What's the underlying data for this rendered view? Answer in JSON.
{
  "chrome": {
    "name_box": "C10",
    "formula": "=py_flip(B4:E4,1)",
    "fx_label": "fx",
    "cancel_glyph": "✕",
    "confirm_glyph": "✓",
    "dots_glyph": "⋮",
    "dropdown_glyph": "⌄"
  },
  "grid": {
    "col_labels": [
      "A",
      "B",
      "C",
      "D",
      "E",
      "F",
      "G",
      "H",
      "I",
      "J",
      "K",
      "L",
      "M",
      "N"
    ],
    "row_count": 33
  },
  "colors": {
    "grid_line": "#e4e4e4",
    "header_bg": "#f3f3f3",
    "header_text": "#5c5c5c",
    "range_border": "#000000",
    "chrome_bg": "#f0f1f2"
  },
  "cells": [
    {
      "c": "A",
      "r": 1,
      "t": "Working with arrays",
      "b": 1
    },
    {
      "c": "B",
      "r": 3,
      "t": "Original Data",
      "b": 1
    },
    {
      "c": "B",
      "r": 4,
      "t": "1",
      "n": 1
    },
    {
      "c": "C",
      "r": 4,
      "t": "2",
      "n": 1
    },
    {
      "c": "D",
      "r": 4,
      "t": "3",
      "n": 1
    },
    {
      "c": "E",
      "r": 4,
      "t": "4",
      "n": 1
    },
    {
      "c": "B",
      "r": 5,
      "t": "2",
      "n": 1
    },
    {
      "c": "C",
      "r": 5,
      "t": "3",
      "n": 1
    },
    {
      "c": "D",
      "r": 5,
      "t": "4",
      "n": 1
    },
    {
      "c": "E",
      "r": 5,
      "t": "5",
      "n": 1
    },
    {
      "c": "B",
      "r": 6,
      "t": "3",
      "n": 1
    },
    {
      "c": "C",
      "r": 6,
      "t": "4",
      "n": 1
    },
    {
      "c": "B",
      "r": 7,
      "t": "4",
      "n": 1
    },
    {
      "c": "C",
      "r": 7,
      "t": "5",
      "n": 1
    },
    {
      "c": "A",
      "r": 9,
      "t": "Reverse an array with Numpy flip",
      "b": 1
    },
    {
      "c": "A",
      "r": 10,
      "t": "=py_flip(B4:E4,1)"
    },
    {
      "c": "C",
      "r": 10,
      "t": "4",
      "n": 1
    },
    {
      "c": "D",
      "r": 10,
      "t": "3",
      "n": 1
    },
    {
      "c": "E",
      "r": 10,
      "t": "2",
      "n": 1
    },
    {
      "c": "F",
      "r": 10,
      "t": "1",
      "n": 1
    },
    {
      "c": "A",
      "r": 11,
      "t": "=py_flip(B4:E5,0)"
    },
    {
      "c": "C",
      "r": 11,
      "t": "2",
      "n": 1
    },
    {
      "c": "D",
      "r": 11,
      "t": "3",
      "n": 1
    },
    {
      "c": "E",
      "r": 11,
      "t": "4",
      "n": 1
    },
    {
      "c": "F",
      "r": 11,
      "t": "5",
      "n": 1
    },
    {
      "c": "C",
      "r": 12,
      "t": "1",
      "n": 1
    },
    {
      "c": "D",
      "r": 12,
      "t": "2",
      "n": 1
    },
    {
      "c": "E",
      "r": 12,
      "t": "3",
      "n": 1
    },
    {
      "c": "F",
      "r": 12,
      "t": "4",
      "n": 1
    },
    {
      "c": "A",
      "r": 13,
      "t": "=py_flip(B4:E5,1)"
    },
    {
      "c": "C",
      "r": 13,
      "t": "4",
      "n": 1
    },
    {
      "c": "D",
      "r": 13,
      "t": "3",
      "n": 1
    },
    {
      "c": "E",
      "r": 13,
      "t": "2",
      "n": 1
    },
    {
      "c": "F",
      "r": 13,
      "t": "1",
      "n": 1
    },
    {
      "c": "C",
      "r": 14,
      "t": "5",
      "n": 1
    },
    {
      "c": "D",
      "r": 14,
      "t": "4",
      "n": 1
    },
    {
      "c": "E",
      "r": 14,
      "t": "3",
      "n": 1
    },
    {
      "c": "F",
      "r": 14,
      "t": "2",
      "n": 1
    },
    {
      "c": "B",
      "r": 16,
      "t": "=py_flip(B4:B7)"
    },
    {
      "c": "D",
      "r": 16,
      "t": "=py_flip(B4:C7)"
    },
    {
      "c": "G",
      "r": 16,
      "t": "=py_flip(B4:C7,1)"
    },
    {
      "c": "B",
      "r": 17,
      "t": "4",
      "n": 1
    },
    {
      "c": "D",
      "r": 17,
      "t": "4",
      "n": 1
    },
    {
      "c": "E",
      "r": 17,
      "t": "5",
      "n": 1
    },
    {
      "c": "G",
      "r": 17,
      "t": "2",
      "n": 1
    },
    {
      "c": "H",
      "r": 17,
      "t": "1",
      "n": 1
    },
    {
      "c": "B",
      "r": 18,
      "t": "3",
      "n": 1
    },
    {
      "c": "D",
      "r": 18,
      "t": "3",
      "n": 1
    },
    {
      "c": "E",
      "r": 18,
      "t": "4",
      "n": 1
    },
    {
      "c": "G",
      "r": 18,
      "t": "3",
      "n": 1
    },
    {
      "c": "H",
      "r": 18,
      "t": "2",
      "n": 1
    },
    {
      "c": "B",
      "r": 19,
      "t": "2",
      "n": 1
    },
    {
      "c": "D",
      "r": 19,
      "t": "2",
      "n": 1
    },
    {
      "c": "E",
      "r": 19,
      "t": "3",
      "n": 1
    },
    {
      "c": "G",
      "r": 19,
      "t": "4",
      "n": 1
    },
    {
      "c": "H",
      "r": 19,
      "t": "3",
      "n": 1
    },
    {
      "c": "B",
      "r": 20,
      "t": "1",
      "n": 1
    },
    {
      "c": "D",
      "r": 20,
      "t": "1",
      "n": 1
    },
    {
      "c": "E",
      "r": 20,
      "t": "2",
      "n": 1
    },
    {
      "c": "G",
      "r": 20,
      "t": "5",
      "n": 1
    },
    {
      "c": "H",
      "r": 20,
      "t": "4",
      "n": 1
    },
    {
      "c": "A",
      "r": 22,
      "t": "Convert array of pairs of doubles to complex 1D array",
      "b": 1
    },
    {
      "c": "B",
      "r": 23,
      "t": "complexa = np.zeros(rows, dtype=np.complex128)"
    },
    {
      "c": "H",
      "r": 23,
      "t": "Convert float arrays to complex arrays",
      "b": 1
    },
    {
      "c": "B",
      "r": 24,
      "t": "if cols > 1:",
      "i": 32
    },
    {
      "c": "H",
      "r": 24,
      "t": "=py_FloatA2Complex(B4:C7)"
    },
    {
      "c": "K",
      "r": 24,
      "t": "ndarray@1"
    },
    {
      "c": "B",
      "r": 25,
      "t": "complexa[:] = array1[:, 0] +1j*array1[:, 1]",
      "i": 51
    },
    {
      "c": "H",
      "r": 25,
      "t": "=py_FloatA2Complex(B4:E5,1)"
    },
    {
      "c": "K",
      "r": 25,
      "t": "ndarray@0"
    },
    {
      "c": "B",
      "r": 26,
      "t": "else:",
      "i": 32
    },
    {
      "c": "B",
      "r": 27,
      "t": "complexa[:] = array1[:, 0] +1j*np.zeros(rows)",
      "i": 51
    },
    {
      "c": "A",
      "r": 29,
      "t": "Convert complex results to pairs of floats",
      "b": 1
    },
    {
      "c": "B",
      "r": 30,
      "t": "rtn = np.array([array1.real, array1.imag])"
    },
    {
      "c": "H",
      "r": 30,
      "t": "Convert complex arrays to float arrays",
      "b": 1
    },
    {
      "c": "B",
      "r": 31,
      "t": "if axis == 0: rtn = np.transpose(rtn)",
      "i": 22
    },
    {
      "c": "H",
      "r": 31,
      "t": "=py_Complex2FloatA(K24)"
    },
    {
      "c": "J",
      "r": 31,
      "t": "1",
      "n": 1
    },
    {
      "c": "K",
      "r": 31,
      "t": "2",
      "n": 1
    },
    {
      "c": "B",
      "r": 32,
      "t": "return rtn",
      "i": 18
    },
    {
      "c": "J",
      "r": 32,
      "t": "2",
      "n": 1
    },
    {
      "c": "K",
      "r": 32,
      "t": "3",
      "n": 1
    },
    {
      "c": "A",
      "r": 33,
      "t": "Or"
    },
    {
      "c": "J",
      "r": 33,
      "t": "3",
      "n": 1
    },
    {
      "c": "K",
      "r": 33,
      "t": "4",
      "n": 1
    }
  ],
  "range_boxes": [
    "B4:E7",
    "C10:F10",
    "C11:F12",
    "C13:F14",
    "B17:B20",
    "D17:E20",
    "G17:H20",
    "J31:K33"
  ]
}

[WHAT IS REQUIRED]: All lines that include "zeros" are to be gathered and copied.

[EXERCISE OUTPUT]:
      "t": "complexa = np.zeros(rows, dtype=np.complex128)"
      "t": "complexa[:] = array1[:, 0] +1j*np.zeros(rows)",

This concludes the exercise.